== Stated goal ==
Print out every record exactly as it appears.

== Stored dataset items ==
------------------------------------------------------------
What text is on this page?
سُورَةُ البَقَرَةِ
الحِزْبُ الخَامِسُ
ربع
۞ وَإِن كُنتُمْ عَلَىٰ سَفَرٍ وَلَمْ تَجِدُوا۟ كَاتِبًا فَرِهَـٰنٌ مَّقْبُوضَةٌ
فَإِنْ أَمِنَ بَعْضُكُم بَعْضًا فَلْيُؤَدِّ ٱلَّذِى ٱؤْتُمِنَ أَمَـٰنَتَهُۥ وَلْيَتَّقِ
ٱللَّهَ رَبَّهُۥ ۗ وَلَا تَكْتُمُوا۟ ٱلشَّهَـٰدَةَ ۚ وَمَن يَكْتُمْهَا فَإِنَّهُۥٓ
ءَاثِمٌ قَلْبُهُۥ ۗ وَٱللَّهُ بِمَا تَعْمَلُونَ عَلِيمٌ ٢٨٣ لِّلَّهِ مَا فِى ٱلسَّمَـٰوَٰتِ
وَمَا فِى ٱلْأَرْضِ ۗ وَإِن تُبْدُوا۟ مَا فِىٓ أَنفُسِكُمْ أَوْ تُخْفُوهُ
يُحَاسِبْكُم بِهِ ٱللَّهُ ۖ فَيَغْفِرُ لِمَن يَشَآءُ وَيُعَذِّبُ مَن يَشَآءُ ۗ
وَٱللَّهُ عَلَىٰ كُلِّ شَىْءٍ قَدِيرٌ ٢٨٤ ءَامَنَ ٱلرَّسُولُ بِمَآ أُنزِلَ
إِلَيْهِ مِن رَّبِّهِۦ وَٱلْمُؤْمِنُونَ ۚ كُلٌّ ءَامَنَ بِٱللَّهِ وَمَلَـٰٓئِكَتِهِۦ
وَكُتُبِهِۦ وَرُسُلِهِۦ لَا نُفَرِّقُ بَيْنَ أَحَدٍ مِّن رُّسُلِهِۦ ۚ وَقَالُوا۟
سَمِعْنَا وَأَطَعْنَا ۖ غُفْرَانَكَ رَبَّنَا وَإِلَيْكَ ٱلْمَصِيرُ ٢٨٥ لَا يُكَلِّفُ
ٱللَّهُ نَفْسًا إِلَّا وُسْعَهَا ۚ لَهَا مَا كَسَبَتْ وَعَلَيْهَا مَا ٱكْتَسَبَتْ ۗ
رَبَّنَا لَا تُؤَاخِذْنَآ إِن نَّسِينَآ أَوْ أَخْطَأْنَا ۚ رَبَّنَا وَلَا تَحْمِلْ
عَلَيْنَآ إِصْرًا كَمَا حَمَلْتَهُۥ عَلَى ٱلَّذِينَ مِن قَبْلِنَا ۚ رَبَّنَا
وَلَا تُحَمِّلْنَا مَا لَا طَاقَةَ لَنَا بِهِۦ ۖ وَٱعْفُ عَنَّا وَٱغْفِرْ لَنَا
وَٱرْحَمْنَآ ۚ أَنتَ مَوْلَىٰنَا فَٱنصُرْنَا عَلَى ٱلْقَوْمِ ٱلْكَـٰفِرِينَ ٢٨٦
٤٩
------------------------------------------------------------
== Result below ==
What text is on this page?
سُورَةُ البَقَرَةِ
الحِزْبُ الخَامِسُ
ربع
۞ وَإِن كُنتُمْ عَلَىٰ سَفَرٍ وَلَمْ تَجِدُوا۟ كَاتِبًا فَرِهَـٰنٌ مَّقْبُوضَةٌ
فَإِنْ أَمِنَ بَعْضُكُم بَعْضًا فَلْيُؤَدِّ ٱلَّذِى ٱؤْتُمِنَ أَمَـٰنَتَهُۥ وَلْيَتَّقِ
ٱللَّهَ رَبَّهُۥ ۗ وَلَا تَكْتُمُوا۟ ٱلشَّهَـٰدَةَ ۚ وَمَن يَكْتُمْهَا فَإِنَّهُۥٓ
ءَاثِمٌ قَلْبُهُۥ ۗ وَٱللَّهُ بِمَا تَعْمَلُونَ عَلِيمٌ ٢٨٣ لِّلَّهِ مَا فِى ٱلسَّمَـٰوَٰتِ
وَمَا فِى ٱلْأَرْضِ ۗ وَإِن تُبْدُوا۟ مَا فِىٓ أَنفُسِكُمْ أَوْ تُخْفُوهُ
يُحَاسِبْكُم بِهِ ٱللَّهُ ۖ فَيَغْفِرُ لِمَن يَشَآءُ وَيُعَذِّبُ مَن يَشَآءُ ۗ
وَٱللَّهُ عَلَىٰ كُلِّ شَىْءٍ قَدِيرٌ ٢٨٤ ءَامَنَ ٱلرَّسُولُ بِمَآ أُنزِلَ
إِلَيْهِ مِن رَّبِّهِۦ وَٱلْمُؤْمِنُونَ ۚ كُلٌّ ءَامَنَ بِٱللَّهِ وَمَلَـٰٓئِكَتِهِۦ
وَكُتُبِهِۦ وَرُسُلِهِۦ لَا نُفَرِّقُ بَيْنَ أَحَدٍ مِّن رُّسُلِهِۦ ۚ وَقَالُوا۟
سَمِعْنَا وَأَطَعْنَا ۖ غُفْرَانَكَ رَبَّنَا وَإِلَيْكَ ٱلْمَصِيرُ ٢٨٥ لَا يُكَلِّفُ
ٱللَّهُ نَفْسًا إِلَّا وُسْعَهَا ۚ لَهَا مَا كَسَبَتْ وَعَلَيْهَا مَا ٱكْتَسَبَتْ ۗ
رَبَّنَا لَا تُؤَاخِذْنَآ إِن نَّسِينَآ أَوْ أَخْطَأْنَا ۚ رَبَّنَا وَلَا تَحْمِلْ
عَلَيْنَآ إِصْرًا كَمَا حَمَلْتَهُۥ عَلَى ٱلَّذِينَ مِن قَبْلِنَا ۚ رَبَّنَا
وَلَا تُحَمِّلْنَا مَا لَا طَاقَةَ لَنَا بِهِۦ ۖ وَٱعْفُ عَنَّا وَٱغْفِرْ لَنَا
وَٱرْحَمْنَآ ۚ أَنتَ مَوْلَىٰنَا فَٱنصُرْنَا عَلَى ٱلْقَوْمِ ٱلْكَـٰفِرِينَ ٢٨٦
٤٩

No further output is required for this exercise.